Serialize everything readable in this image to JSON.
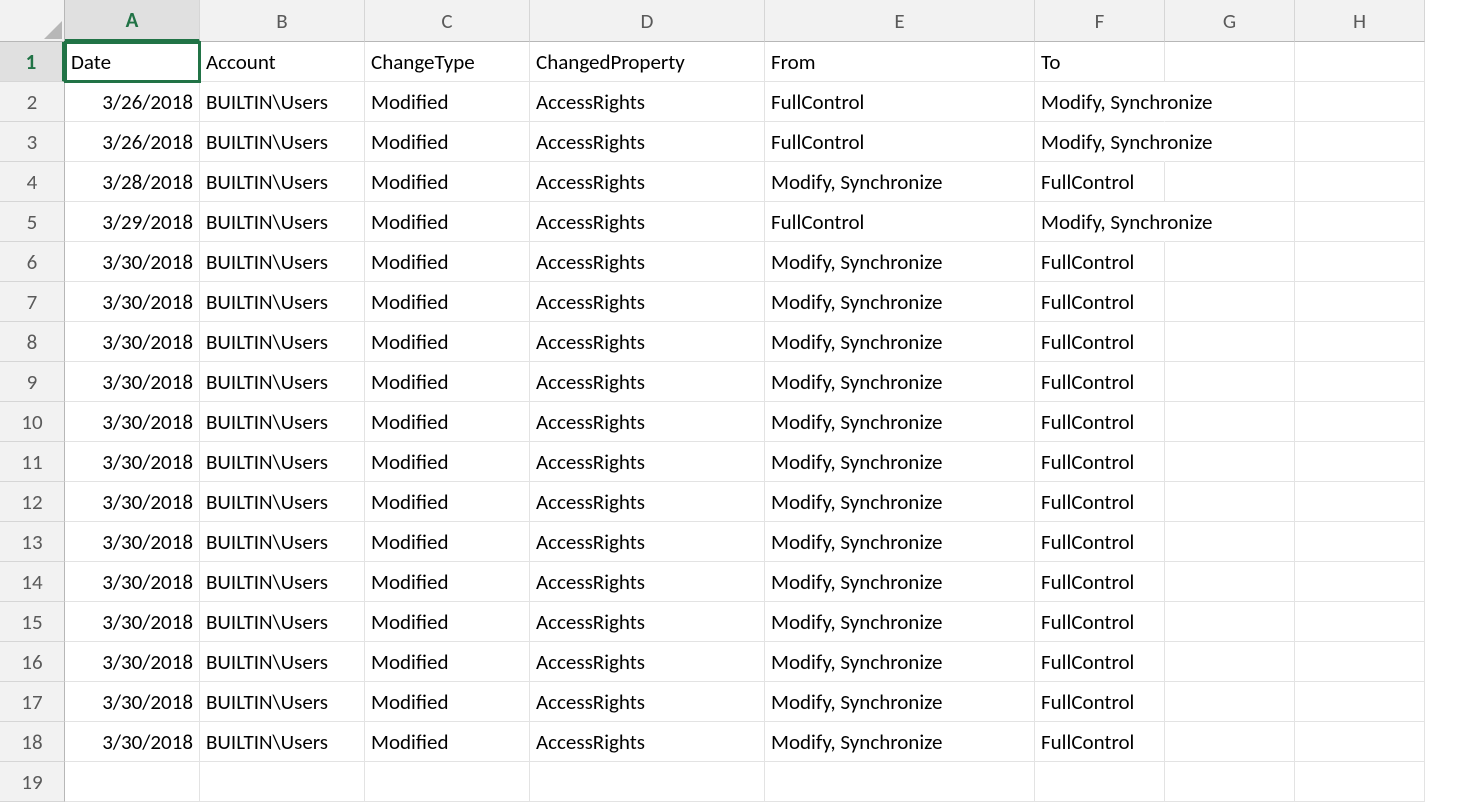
{
  "active_cell": "A1",
  "columns": [
    "A",
    "B",
    "C",
    "D",
    "E",
    "F",
    "G",
    "H"
  ],
  "row_count": 19,
  "headers": [
    "Date",
    "Account",
    "ChangeType",
    "ChangedProperty",
    "From",
    "To"
  ],
  "rows": [
    {
      "Date": "3/26/2018",
      "Account": "BUILTIN\\Users",
      "ChangeType": "Modified",
      "ChangedProperty": "AccessRights",
      "From": "FullControl",
      "To": "Modify, Synchronize"
    },
    {
      "Date": "3/26/2018",
      "Account": "BUILTIN\\Users",
      "ChangeType": "Modified",
      "ChangedProperty": "AccessRights",
      "From": "FullControl",
      "To": "Modify, Synchronize"
    },
    {
      "Date": "3/28/2018",
      "Account": "BUILTIN\\Users",
      "ChangeType": "Modified",
      "ChangedProperty": "AccessRights",
      "From": "Modify, Synchronize",
      "To": "FullControl"
    },
    {
      "Date": "3/29/2018",
      "Account": "BUILTIN\\Users",
      "ChangeType": "Modified",
      "ChangedProperty": "AccessRights",
      "From": "FullControl",
      "To": "Modify, Synchronize"
    },
    {
      "Date": "3/30/2018",
      "Account": "BUILTIN\\Users",
      "ChangeType": "Modified",
      "ChangedProperty": "AccessRights",
      "From": "Modify, Synchronize",
      "To": "FullControl"
    },
    {
      "Date": "3/30/2018",
      "Account": "BUILTIN\\Users",
      "ChangeType": "Modified",
      "ChangedProperty": "AccessRights",
      "From": "Modify, Synchronize",
      "To": "FullControl"
    },
    {
      "Date": "3/30/2018",
      "Account": "BUILTIN\\Users",
      "ChangeType": "Modified",
      "ChangedProperty": "AccessRights",
      "From": "Modify, Synchronize",
      "To": "FullControl"
    },
    {
      "Date": "3/30/2018",
      "Account": "BUILTIN\\Users",
      "ChangeType": "Modified",
      "ChangedProperty": "AccessRights",
      "From": "Modify, Synchronize",
      "To": "FullControl"
    },
    {
      "Date": "3/30/2018",
      "Account": "BUILTIN\\Users",
      "ChangeType": "Modified",
      "ChangedProperty": "AccessRights",
      "From": "Modify, Synchronize",
      "To": "FullControl"
    },
    {
      "Date": "3/30/2018",
      "Account": "BUILTIN\\Users",
      "ChangeType": "Modified",
      "ChangedProperty": "AccessRights",
      "From": "Modify, Synchronize",
      "To": "FullControl"
    },
    {
      "Date": "3/30/2018",
      "Account": "BUILTIN\\Users",
      "ChangeType": "Modified",
      "ChangedProperty": "AccessRights",
      "From": "Modify, Synchronize",
      "To": "FullControl"
    },
    {
      "Date": "3/30/2018",
      "Account": "BUILTIN\\Users",
      "ChangeType": "Modified",
      "ChangedProperty": "AccessRights",
      "From": "Modify, Synchronize",
      "To": "FullControl"
    },
    {
      "Date": "3/30/2018",
      "Account": "BUILTIN\\Users",
      "ChangeType": "Modified",
      "ChangedProperty": "AccessRights",
      "From": "Modify, Synchronize",
      "To": "FullControl"
    },
    {
      "Date": "3/30/2018",
      "Account": "BUILTIN\\Users",
      "ChangeType": "Modified",
      "ChangedProperty": "AccessRights",
      "From": "Modify, Synchronize",
      "To": "FullControl"
    },
    {
      "Date": "3/30/2018",
      "Account": "BUILTIN\\Users",
      "ChangeType": "Modified",
      "ChangedProperty": "AccessRights",
      "From": "Modify, Synchronize",
      "To": "FullControl"
    },
    {
      "Date": "3/30/2018",
      "Account": "BUILTIN\\Users",
      "ChangeType": "Modified",
      "ChangedProperty": "AccessRights",
      "From": "Modify, Synchronize",
      "To": "FullControl"
    },
    {
      "Date": "3/30/2018",
      "Account": "BUILTIN\\Users",
      "ChangeType": "Modified",
      "ChangedProperty": "AccessRights",
      "From": "Modify, Synchronize",
      "To": "FullControl"
    }
  ]
}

- **TASK INSTRUCTIONS**
Output each line exactly; omit every picture.

- **OUTPUT OF THE TASK**
Serialize everything readable in this image to JSON.
{
  "active_cell": "A1",
  "columns": [
    "A",
    "B",
    "C",
    "D",
    "E",
    "F",
    "G",
    "H"
  ],
  "row_count": 19,
  "headers": [
    "Date",
    "Account",
    "ChangeType",
    "ChangedProperty",
    "From",
    "To"
  ],
  "rows": [
    {
      "Date": "3/26/2018",
      "Account": "BUILTIN\\Users",
      "ChangeType": "Modified",
      "ChangedProperty": "AccessRights",
      "From": "FullControl",
      "To": "Modify, Synchronize"
    },
    {
      "Date": "3/26/2018",
      "Account": "BUILTIN\\Users",
      "ChangeType": "Modified",
      "ChangedProperty": "AccessRights",
      "From": "FullControl",
      "To": "Modify, Synchronize"
    },
    {
      "Date": "3/28/2018",
      "Account": "BUILTIN\\Users",
      "ChangeType": "Modified",
      "ChangedProperty": "AccessRights",
      "From": "Modify, Synchronize",
      "To": "FullControl"
    },
    {
      "Date": "3/29/2018",
      "Account": "BUILTIN\\Users",
      "ChangeType": "Modified",
      "ChangedProperty": "AccessRights",
      "From": "FullControl",
      "To": "Modify, Synchronize"
    },
    {
      "Date": "3/30/2018",
      "Account": "BUILTIN\\Users",
      "ChangeType": "Modified",
      "ChangedProperty": "AccessRights",
      "From": "Modify, Synchronize",
      "To": "FullControl"
    },
    {
      "Date": "3/30/2018",
      "Account": "BUILTIN\\Users",
      "ChangeType": "Modified",
      "ChangedProperty": "AccessRights",
      "From": "Modify, Synchronize",
      "To": "FullControl"
    },
    {
      "Date": "3/30/2018",
      "Account": "BUILTIN\\Users",
      "ChangeType": "Modified",
      "ChangedProperty": "AccessRights",
      "From": "Modify, Synchronize",
      "To": "FullControl"
    },
    {
      "Date": "3/30/2018",
      "Account": "BUILTIN\\Users",
      "ChangeType": "Modified",
      "ChangedProperty": "AccessRights",
      "From": "Modify, Synchronize",
      "To": "FullControl"
    },
    {
      "Date": "3/30/2018",
      "Account": "BUILTIN\\Users",
      "ChangeType": "Modified",
      "ChangedProperty": "AccessRights",
      "From": "Modify, Synchronize",
      "To": "FullControl"
    },
    {
      "Date": "3/30/2018",
      "Account": "BUILTIN\\Users",
      "ChangeType": "Modified",
      "ChangedProperty": "AccessRights",
      "From": "Modify, Synchronize",
      "To": "FullControl"
    },
    {
      "Date": "3/30/2018",
      "Account": "BUILTIN\\Users",
      "ChangeType": "Modified",
      "ChangedProperty": "AccessRights",
      "From": "Modify, Synchronize",
      "To": "FullControl"
    },
    {
      "Date": "3/30/2018",
      "Account": "BUILTIN\\Users",
      "ChangeType": "Modified",
      "ChangedProperty": "AccessRights",
      "From": "Modify, Synchronize",
      "To": "FullControl"
    },
    {
      "Date": "3/30/2018",
      "Account": "BUILTIN\\Users",
      "ChangeType": "Modified",
      "ChangedProperty": "AccessRights",
      "From": "Modify, Synchronize",
      "To": "FullControl"
    },
    {
      "Date": "3/30/2018",
      "Account": "BUILTIN\\Users",
      "ChangeType": "Modified",
      "ChangedProperty": "AccessRights",
      "From": "Modify, Synchronize",
      "To": "FullControl"
    },
    {
      "Date": "3/30/2018",
      "Account": "BUILTIN\\Users",
      "ChangeType": "Modified",
      "ChangedProperty": "AccessRights",
      "From": "Modify, Synchronize",
      "To": "FullControl"
    },
    {
      "Date": "3/30/2018",
      "Account": "BUILTIN\\Users",
      "ChangeType": "Modified",
      "ChangedProperty": "AccessRights",
      "From": "Modify, Synchronize",
      "To": "FullControl"
    },
    {
      "Date": "3/30/2018",
      "Account": "BUILTIN\\Users",
      "ChangeType": "Modified",
      "ChangedProperty": "AccessRights",
      "From": "Modify, Synchronize",
      "To": "FullControl"
    }
  ]
}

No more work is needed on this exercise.